> _WRITTEN INSTRUCTION_: Copy all entries without alteration and skip the pictures they hold.

> _Extracted records_:
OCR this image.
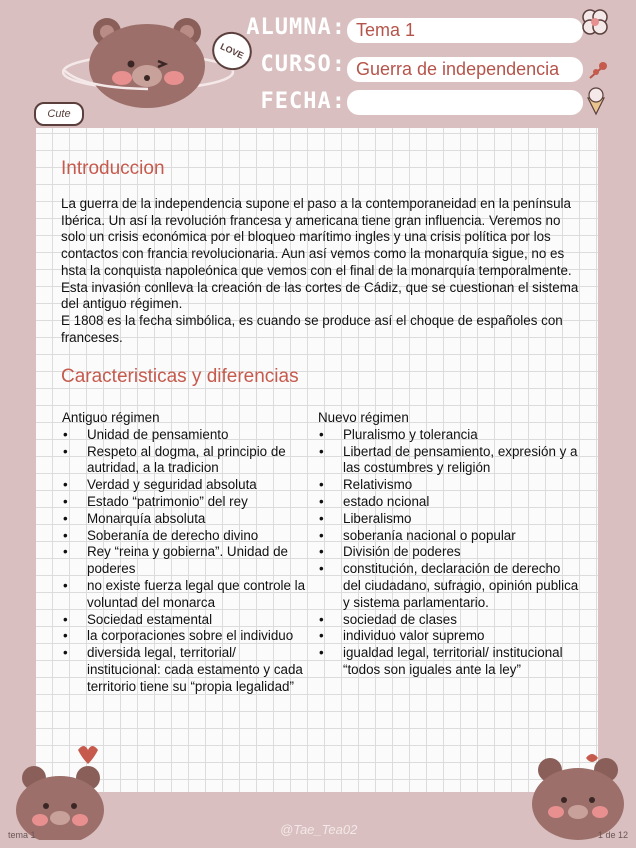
LOVE
Cute
ALUMNA:
CURSO:
FECHA:
Tema 1
Guerra de independencia
Introduccion

La guerra de la independencia supone el paso a la contemporaneidad en la península Ibérica. Un así la revolución francesa y americana tiene gran influencia. Veremos no solo un crisis económica por el bloqueo marítimo ingles y una crisis política por los contactos con francia revolucionaria. Aun así vemos como la monarquía sigue, no es hsta la conquista napoleónica que vemos con el final de la monarquía temporalmente. Esta invasión conlleva la creación de las cortes de Cádiz, que se cuestionan el sistema del antiguo régimen.

E 1808 es la fecha simbólica, es cuando se produce así el choque de españoles con franceses.

Caracteristicas y diferencias

Antiguo régimen

• Unidad de pensamiento
• Respeto al dogma, al principio de autridad, a la tradicion
• Verdad y seguridad absoluta
• Estado “patrimonio” del rey
• Monarquía absoluta
• Soberanía de derecho divino
• Rey “reina y gobierna”. Unidad de poderes
• no existe fuerza legal que controle la voluntad del monarca
• Sociedad estamental
• la corporaciones sobre el individuo
• diversida legal, territorial/ institucional: cada estamento y cada territorio tiene su “propia legalidad”

Nuevo régimen

• Pluralismo y tolerancia
• Libertad de pensamiento, expresión y a las costumbres y religión
• Relativismo
• estado ncional
• Liberalismo
• soberanía nacional o popular
• División de poderes
• constitución, declaración de derecho del ciudadano, sufragio, opinión publica y sistema parlamentario.
• sociedad de clases
• individuo valor supremo
• igualdad legal, territorial/ institucional “todos son iguales ante la ley”
@Tae_Tea02
tema 1	1 de 12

> _SOLUTION_:
OCR this image.
LOVE
Cute
ALUMNA:
CURSO:
FECHA:
Tema 1
Guerra de independencia
Introduccion

La guerra de la independencia supone el paso a la contemporaneidad en la península Ibérica. Un así la revolución francesa y americana tiene gran influencia. Veremos no solo un crisis económica por el bloqueo marítimo ingles y una crisis política por los contactos con francia revolucionaria. Aun así vemos como la monarquía sigue, no es hsta la conquista napoleónica que vemos con el final de la monarquía temporalmente. Esta invasión conlleva la creación de las cortes de Cádiz, que se cuestionan el sistema del antiguo régimen.

E 1808 es la fecha simbólica, es cuando se produce así el choque de españoles con franceses.

Caracteristicas y diferencias

Antiguo régimen

• Unidad de pensamiento
• Respeto al dogma, al principio de autridad, a la tradicion
• Verdad y seguridad absoluta
• Estado “patrimonio” del rey
• Monarquía absoluta
• Soberanía de derecho divino
• Rey “reina y gobierna”. Unidad de poderes
• no existe fuerza legal que controle la voluntad del monarca
• Sociedad estamental
• la corporaciones sobre el individuo
• diversida legal, territorial/ institucional: cada estamento y cada territorio tiene su “propia legalidad”

Nuevo régimen

• Pluralismo y tolerancia
• Libertad de pensamiento, expresión y a las costumbres y religión
• Relativismo
• estado ncional
• Liberalismo
• soberanía nacional o popular
• División de poderes
• constitución, declaración de derecho del ciudadano, sufragio, opinión publica y sistema parlamentario.
• sociedad de clases
• individuo valor supremo
• igualdad legal, territorial/ institucional “todos son iguales ante la ley”
@Tae_Tea02
tema 1	1 de 12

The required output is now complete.